• Task goal:
Copy all records verbatim.

···

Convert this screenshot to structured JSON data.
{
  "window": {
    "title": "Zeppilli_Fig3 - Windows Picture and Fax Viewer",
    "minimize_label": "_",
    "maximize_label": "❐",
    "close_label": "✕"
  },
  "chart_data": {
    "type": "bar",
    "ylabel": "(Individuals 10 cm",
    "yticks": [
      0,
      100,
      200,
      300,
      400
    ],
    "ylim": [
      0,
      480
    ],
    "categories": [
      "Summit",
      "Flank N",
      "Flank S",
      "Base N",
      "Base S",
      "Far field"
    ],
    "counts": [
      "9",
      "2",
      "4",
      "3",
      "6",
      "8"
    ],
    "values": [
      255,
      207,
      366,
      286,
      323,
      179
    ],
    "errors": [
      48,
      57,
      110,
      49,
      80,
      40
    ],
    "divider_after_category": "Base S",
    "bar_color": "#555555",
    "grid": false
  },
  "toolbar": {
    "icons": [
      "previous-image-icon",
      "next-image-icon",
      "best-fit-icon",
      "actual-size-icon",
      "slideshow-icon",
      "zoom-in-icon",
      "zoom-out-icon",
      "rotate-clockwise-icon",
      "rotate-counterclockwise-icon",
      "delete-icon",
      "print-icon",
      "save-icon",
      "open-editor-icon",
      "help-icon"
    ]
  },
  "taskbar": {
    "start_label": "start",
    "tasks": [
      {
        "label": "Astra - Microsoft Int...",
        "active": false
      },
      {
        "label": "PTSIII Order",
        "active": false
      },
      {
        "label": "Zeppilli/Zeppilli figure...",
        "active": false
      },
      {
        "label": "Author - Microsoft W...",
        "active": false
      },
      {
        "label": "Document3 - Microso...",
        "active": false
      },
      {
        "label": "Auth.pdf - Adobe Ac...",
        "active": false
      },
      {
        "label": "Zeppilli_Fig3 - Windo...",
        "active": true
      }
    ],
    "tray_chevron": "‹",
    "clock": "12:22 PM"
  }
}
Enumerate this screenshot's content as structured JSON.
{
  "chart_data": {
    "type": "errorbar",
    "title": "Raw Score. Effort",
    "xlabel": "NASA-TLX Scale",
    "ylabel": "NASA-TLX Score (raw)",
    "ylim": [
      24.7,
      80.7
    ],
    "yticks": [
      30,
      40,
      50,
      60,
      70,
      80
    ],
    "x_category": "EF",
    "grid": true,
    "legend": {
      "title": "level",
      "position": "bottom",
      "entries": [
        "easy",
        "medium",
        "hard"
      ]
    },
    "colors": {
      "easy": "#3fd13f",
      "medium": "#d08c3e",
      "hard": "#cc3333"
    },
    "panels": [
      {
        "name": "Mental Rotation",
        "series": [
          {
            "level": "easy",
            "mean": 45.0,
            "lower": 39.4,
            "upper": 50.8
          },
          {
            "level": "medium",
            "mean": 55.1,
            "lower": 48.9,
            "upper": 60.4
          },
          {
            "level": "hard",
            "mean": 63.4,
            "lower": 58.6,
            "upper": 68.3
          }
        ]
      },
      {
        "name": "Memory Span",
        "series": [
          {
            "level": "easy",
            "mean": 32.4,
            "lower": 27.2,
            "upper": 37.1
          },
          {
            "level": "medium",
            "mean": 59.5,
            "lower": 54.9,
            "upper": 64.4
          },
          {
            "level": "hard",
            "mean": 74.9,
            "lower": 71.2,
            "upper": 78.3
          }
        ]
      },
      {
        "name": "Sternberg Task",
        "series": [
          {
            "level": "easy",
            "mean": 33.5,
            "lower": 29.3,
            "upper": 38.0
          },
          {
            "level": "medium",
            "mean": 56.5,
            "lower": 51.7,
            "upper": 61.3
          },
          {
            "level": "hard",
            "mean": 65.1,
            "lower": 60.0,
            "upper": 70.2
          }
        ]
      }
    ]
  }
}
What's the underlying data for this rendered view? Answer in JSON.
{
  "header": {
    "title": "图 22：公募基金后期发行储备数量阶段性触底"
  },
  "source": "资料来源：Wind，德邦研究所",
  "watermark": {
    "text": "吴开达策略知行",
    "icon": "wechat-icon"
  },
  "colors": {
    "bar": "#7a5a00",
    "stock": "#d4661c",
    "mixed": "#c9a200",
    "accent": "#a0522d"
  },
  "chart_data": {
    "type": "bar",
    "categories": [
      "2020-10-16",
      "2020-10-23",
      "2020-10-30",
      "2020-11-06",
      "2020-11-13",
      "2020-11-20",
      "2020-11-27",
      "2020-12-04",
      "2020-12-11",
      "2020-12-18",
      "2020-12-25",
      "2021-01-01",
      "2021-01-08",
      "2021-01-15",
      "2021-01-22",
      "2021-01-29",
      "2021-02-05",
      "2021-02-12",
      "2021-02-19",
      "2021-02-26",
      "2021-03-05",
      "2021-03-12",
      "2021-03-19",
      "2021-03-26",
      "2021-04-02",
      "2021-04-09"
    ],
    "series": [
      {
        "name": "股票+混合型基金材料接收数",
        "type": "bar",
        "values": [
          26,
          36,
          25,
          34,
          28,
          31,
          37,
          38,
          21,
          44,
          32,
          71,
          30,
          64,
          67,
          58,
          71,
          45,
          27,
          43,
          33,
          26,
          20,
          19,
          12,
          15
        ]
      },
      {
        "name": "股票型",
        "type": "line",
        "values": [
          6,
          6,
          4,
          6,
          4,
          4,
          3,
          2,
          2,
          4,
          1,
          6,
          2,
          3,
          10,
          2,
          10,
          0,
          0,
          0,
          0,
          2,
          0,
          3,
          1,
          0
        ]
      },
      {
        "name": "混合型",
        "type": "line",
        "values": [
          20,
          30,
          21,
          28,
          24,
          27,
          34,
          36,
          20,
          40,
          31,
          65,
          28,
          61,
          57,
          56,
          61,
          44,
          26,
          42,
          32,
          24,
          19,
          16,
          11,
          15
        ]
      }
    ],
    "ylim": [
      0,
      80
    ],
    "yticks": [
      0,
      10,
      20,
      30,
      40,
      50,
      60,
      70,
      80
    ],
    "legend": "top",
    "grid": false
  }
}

···

• Output of the exercise:
Convert this screenshot to structured JSON data.
{
  "window": {
    "title": "Zeppilli_Fig3 - Windows Picture and Fax Viewer",
    "minimize_label": "_",
    "maximize_label": "❐",
    "close_label": "✕"
  },
  "chart_data": {
    "type": "bar",
    "ylabel": "(Individuals 10 cm",
    "yticks": [
      0,
      100,
      200,
      300,
      400
    ],
    "ylim": [
      0,
      480
    ],
    "categories": [
      "Summit",
      "Flank N",
      "Flank S",
      "Base N",
      "Base S",
      "Far field"
    ],
    "counts": [
      "9",
      "2",
      "4",
      "3",
      "6",
      "8"
    ],
    "values": [
      255,
      207,
      366,
      286,
      323,
      179
    ],
    "errors": [
      48,
      57,
      110,
      49,
      80,
      40
    ],
    "divider_after_category": "Base S",
    "bar_color": "#555555",
    "grid": false
  },
  "toolbar": {
    "icons": [
      "previous-image-icon",
      "next-image-icon",
      "best-fit-icon",
      "actual-size-icon",
      "slideshow-icon",
      "zoom-in-icon",
      "zoom-out-icon",
      "rotate-clockwise-icon",
      "rotate-counterclockwise-icon",
      "delete-icon",
      "print-icon",
      "save-icon",
      "open-editor-icon",
      "help-icon"
    ]
  },
  "taskbar": {
    "start_label": "start",
    "tasks": [
      {
        "label": "Astra - Microsoft Int...",
        "active": false
      },
      {
        "label": "PTSIII Order",
        "active": false
      },
      {
        "label": "Zeppilli/Zeppilli figure...",
        "active": false
      },
      {
        "label": "Author - Microsoft W...",
        "active": false
      },
      {
        "label": "Document3 - Microso...",
        "active": false
      },
      {
        "label": "Auth.pdf - Adobe Ac...",
        "active": false
      },
      {
        "label": "Zeppilli_Fig3 - Windo...",
        "active": true
      }
    ],
    "tray_chevron": "‹",
    "clock": "12:22 PM"
  }
}
Enumerate this screenshot's content as structured JSON.
{
  "chart_data": {
    "type": "errorbar",
    "title": "Raw Score. Effort",
    "xlabel": "NASA-TLX Scale",
    "ylabel": "NASA-TLX Score (raw)",
    "ylim": [
      24.7,
      80.7
    ],
    "yticks": [
      30,
      40,
      50,
      60,
      70,
      80
    ],
    "x_category": "EF",
    "grid": true,
    "legend": {
      "title": "level",
      "position": "bottom",
      "entries": [
        "easy",
        "medium",
        "hard"
      ]
    },
    "colors": {
      "easy": "#3fd13f",
      "medium": "#d08c3e",
      "hard": "#cc3333"
    },
    "panels": [
      {
        "name": "Mental Rotation",
        "series": [
          {
            "level": "easy",
            "mean": 45.0,
            "lower": 39.4,
            "upper": 50.8
          },
          {
            "level": "medium",
            "mean": 55.1,
            "lower": 48.9,
            "upper": 60.4
          },
          {
            "level": "hard",
            "mean": 63.4,
            "lower": 58.6,
            "upper": 68.3
          }
        ]
      },
      {
        "name": "Memory Span",
        "series": [
          {
            "level": "easy",
            "mean": 32.4,
            "lower": 27.2,
            "upper": 37.1
          },
          {
            "level": "medium",
            "mean": 59.5,
            "lower": 54.9,
            "upper": 64.4
          },
          {
            "level": "hard",
            "mean": 74.9,
            "lower": 71.2,
            "upper": 78.3
          }
        ]
      },
      {
        "name": "Sternberg Task",
        "series": [
          {
            "level": "easy",
            "mean": 33.5,
            "lower": 29.3,
            "upper": 38.0
          },
          {
            "level": "medium",
            "mean": 56.5,
            "lower": 51.7,
            "upper": 61.3
          },
          {
            "level": "hard",
            "mean": 65.1,
            "lower": 60.0,
            "upper": 70.2
          }
        ]
      }
    ]
  }
}
What's the underlying data for this rendered view? Answer in JSON.
{
  "header": {
    "title": "图 22：公募基金后期发行储备数量阶段性触底"
  },
  "source": "资料来源：Wind，德邦研究所",
  "watermark": {
    "text": "吴开达策略知行",
    "icon": "wechat-icon"
  },
  "colors": {
    "bar": "#7a5a00",
    "stock": "#d4661c",
    "mixed": "#c9a200",
    "accent": "#a0522d"
  },
  "chart_data": {
    "type": "bar",
    "categories": [
      "2020-10-16",
      "2020-10-23",
      "2020-10-30",
      "2020-11-06",
      "2020-11-13",
      "2020-11-20",
      "2020-11-27",
      "2020-12-04",
      "2020-12-11",
      "2020-12-18",
      "2020-12-25",
      "2021-01-01",
      "2021-01-08",
      "2021-01-15",
      "2021-01-22",
      "2021-01-29",
      "2021-02-05",
      "2021-02-12",
      "2021-02-19",
      "2021-02-26",
      "2021-03-05",
      "2021-03-12",
      "2021-03-19",
      "2021-03-26",
      "2021-04-02",
      "2021-04-09"
    ],
    "series": [
      {
        "name": "股票+混合型基金材料接收数",
        "type": "bar",
        "values": [
          26,
          36,
          25,
          34,
          28,
          31,
          37,
          38,
          21,
          44,
          32,
          71,
          30,
          64,
          67,
          58,
          71,
          45,
          27,
          43,
          33,
          26,
          20,
          19,
          12,
          15
        ]
      },
      {
        "name": "股票型",
        "type": "line",
        "values": [
          6,
          6,
          4,
          6,
          4,
          4,
          3,
          2,
          2,
          4,
          1,
          6,
          2,
          3,
          10,
          2,
          10,
          0,
          0,
          0,
          0,
          2,
          0,
          3,
          1,
          0
        ]
      },
      {
        "name": "混合型",
        "type": "line",
        "values": [
          20,
          30,
          21,
          28,
          24,
          27,
          34,
          36,
          20,
          40,
          31,
          65,
          28,
          61,
          57,
          56,
          61,
          44,
          26,
          42,
          32,
          24,
          19,
          16,
          11,
          15
        ]
      }
    ],
    "ylim": [
      0,
      80
    ],
    "yticks": [
      0,
      10,
      20,
      30,
      40,
      50,
      60,
      70,
      80
    ],
    "legend": "top",
    "grid": false
  }
}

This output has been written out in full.